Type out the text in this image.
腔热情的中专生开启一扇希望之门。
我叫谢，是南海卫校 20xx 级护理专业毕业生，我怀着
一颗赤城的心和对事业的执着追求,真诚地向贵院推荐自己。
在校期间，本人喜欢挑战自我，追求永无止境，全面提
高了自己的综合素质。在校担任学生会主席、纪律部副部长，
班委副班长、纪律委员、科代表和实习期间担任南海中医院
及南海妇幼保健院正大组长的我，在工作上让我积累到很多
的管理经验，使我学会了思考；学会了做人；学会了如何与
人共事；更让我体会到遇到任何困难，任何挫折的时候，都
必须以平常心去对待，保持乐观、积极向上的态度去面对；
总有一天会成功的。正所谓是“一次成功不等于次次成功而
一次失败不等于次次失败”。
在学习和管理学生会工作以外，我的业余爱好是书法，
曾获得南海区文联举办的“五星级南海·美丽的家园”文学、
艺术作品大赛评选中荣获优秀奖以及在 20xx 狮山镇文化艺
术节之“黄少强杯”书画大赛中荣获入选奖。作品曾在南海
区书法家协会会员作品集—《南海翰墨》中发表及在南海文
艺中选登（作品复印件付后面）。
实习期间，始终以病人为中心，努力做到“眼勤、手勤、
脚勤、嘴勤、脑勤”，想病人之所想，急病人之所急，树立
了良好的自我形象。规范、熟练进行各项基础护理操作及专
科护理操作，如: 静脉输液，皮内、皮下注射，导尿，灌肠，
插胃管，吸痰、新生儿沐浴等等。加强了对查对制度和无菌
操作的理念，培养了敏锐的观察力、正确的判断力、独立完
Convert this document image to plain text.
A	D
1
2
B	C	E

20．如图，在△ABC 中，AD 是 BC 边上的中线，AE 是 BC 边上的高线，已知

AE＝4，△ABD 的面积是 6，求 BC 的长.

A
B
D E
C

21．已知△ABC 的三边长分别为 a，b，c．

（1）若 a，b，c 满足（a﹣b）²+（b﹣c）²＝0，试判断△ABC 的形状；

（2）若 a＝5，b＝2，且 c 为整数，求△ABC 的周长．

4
━━━━━━━━
▸ **What is expected**
Search the lines above for the string "image" and copy each line that has it.

▸ **Complete output**
Type out the text in this image.
Convert this document image to plain text.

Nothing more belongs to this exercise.